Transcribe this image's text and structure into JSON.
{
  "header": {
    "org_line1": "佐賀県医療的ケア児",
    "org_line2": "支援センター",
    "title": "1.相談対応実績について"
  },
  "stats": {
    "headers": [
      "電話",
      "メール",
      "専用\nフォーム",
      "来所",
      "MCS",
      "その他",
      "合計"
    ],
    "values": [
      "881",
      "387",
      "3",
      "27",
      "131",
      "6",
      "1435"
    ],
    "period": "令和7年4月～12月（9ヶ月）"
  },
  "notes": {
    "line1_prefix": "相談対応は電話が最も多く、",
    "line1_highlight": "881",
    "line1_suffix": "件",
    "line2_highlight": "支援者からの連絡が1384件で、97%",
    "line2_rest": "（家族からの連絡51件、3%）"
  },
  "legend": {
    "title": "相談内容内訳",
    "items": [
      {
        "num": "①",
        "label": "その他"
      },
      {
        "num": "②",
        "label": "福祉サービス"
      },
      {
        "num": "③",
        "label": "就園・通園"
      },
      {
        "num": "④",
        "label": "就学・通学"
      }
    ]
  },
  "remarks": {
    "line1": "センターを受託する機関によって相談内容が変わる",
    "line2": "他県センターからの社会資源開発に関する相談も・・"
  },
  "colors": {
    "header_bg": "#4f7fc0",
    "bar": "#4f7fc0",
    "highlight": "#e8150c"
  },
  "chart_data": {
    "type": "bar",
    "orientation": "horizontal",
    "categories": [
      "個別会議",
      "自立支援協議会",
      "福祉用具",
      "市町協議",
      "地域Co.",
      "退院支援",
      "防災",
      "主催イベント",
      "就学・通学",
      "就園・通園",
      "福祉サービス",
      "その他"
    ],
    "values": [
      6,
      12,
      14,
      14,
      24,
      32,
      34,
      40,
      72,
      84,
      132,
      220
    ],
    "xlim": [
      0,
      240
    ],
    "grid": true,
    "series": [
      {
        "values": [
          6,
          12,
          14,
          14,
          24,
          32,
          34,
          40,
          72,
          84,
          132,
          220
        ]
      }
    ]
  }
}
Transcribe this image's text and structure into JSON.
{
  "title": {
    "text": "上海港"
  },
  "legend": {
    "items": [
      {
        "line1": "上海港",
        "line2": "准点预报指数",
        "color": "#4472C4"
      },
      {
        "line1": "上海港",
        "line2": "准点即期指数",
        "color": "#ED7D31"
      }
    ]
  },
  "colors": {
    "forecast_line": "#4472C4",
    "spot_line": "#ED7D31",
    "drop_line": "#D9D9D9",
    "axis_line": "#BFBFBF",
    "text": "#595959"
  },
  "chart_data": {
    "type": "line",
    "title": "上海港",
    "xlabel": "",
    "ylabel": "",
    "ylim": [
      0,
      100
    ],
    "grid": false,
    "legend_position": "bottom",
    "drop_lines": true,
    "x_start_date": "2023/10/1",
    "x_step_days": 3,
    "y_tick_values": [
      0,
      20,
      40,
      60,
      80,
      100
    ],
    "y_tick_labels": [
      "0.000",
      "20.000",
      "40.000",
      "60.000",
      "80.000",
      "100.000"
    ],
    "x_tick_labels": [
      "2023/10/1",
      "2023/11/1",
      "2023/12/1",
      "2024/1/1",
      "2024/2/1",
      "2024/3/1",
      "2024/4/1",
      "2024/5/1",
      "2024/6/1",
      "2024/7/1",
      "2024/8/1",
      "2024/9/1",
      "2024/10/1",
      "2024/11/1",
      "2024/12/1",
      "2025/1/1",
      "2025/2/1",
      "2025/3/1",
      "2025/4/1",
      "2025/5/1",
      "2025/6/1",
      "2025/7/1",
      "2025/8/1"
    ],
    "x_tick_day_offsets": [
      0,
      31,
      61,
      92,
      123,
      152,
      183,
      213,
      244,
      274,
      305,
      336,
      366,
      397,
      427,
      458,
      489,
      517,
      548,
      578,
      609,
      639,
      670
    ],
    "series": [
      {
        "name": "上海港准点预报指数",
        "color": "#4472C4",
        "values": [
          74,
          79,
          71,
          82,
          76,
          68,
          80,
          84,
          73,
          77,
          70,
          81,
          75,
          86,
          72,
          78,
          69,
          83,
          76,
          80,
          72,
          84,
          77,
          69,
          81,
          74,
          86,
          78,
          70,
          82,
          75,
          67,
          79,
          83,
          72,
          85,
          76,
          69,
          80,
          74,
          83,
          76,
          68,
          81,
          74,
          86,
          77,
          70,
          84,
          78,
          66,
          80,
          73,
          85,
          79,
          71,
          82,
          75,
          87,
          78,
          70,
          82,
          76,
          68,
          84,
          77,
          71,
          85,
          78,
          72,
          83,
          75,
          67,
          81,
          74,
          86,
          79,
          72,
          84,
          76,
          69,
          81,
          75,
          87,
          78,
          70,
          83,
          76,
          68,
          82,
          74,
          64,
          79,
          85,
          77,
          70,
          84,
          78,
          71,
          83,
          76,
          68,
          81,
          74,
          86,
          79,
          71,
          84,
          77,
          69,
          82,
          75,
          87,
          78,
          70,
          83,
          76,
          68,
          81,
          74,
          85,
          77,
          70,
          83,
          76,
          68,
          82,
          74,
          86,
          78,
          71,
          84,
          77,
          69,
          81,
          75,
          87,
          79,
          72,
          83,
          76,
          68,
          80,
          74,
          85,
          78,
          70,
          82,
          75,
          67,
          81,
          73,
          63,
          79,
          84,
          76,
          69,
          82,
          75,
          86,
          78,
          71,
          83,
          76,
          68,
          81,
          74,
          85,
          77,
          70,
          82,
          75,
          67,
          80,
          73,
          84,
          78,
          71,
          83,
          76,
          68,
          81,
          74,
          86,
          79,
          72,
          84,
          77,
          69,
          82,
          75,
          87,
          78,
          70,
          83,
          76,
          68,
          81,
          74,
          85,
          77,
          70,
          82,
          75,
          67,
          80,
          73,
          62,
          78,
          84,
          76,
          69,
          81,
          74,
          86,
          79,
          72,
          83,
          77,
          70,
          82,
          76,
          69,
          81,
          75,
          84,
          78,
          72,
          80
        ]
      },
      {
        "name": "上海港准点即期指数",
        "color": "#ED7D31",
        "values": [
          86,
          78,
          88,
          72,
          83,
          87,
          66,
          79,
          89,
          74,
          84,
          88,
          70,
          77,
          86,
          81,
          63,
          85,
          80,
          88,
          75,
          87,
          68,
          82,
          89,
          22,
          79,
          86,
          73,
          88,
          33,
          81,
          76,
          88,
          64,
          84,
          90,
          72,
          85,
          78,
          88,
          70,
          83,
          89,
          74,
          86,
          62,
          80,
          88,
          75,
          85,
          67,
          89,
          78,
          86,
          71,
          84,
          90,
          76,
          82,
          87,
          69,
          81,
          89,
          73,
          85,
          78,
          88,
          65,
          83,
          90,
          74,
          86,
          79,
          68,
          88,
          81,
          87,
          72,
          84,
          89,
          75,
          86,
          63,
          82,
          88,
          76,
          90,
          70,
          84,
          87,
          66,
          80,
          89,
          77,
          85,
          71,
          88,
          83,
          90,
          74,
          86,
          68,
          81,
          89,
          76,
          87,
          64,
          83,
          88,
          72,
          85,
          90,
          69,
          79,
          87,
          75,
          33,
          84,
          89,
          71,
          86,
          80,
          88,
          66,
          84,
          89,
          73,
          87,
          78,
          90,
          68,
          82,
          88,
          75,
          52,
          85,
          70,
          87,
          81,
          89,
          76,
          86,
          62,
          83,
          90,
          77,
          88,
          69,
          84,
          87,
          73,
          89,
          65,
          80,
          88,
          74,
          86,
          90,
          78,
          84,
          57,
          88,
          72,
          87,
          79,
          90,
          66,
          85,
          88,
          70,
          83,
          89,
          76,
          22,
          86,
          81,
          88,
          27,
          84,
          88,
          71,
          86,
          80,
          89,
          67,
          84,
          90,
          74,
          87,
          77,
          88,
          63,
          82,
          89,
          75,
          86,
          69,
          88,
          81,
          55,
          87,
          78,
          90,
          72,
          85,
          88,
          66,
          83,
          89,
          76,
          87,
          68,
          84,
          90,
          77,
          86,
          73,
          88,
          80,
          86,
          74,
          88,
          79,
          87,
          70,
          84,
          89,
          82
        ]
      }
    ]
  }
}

= = = =

**Your instructions:**
Pick out, from the lines above, every one that contains the string "title".

**Answer to the exercise:**
    "title": "1.相談対応実績について"
    "title": "相談内容内訳",
  "title": {
    "title": "上海港",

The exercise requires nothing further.